[Directive]: Repeat the listing word for word. No pictures belong in the copy.

[Excerpted records]:
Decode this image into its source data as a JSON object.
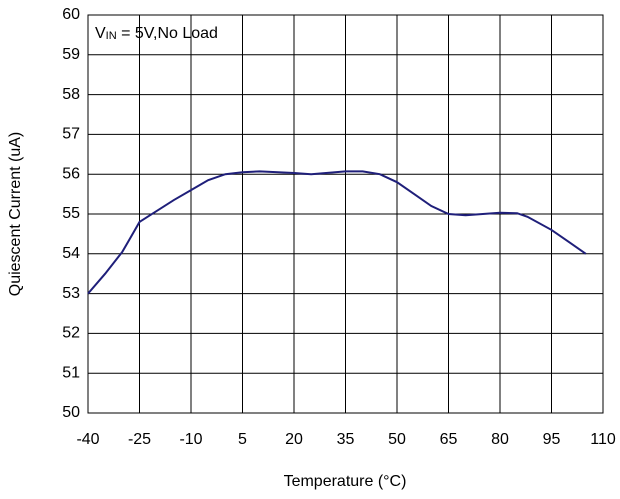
{
  "chart_data": {
    "type": "line",
    "annotation": {
      "prefix": "V",
      "subscript": "IN",
      "rest": " = 5V,No Load"
    },
    "x_label": "Temperature (°C)",
    "y_label": "Quiescent Current (uA)",
    "x": [
      -40,
      -35,
      -30,
      -25,
      -15,
      -10,
      -5,
      0,
      5,
      10,
      20,
      25,
      35,
      40,
      45,
      50,
      55,
      60,
      65,
      70,
      75,
      80,
      85,
      88,
      95,
      100,
      105
    ],
    "series": [
      {
        "color": "#1f1f7a",
        "values": [
          53.0,
          53.5,
          54.05,
          54.8,
          55.35,
          55.6,
          55.85,
          56.0,
          56.05,
          56.07,
          56.03,
          56.0,
          56.07,
          56.07,
          56.0,
          55.8,
          55.5,
          55.2,
          55.0,
          54.97,
          55.0,
          55.03,
          55.02,
          54.93,
          54.6,
          54.3,
          54.0
        ]
      }
    ],
    "xlim": [
      -40,
      110
    ],
    "xticks": [
      -40,
      -25,
      -10,
      5,
      20,
      35,
      50,
      65,
      80,
      95,
      110
    ],
    "ylim": [
      50,
      60
    ],
    "yticks": [
      50,
      51,
      52,
      53,
      54,
      55,
      56,
      57,
      58,
      59,
      60
    ],
    "grid": true
  }
}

[Task solution]:
Decode this image into its source data as a JSON object.
{
  "chart_data": {
    "type": "line",
    "annotation": {
      "prefix": "V",
      "subscript": "IN",
      "rest": " = 5V,No Load"
    },
    "x_label": "Temperature (°C)",
    "y_label": "Quiescent Current (uA)",
    "x": [
      -40,
      -35,
      -30,
      -25,
      -15,
      -10,
      -5,
      0,
      5,
      10,
      20,
      25,
      35,
      40,
      45,
      50,
      55,
      60,
      65,
      70,
      75,
      80,
      85,
      88,
      95,
      100,
      105
    ],
    "series": [
      {
        "color": "#1f1f7a",
        "values": [
          53.0,
          53.5,
          54.05,
          54.8,
          55.35,
          55.6,
          55.85,
          56.0,
          56.05,
          56.07,
          56.03,
          56.0,
          56.07,
          56.07,
          56.0,
          55.8,
          55.5,
          55.2,
          55.0,
          54.97,
          55.0,
          55.03,
          55.02,
          54.93,
          54.6,
          54.3,
          54.0
        ]
      }
    ],
    "xlim": [
      -40,
      110
    ],
    "xticks": [
      -40,
      -25,
      -10,
      5,
      20,
      35,
      50,
      65,
      80,
      95,
      110
    ],
    "ylim": [
      50,
      60
    ],
    "yticks": [
      50,
      51,
      52,
      53,
      54,
      55,
      56,
      57,
      58,
      59,
      60
    ],
    "grid": true
  }
}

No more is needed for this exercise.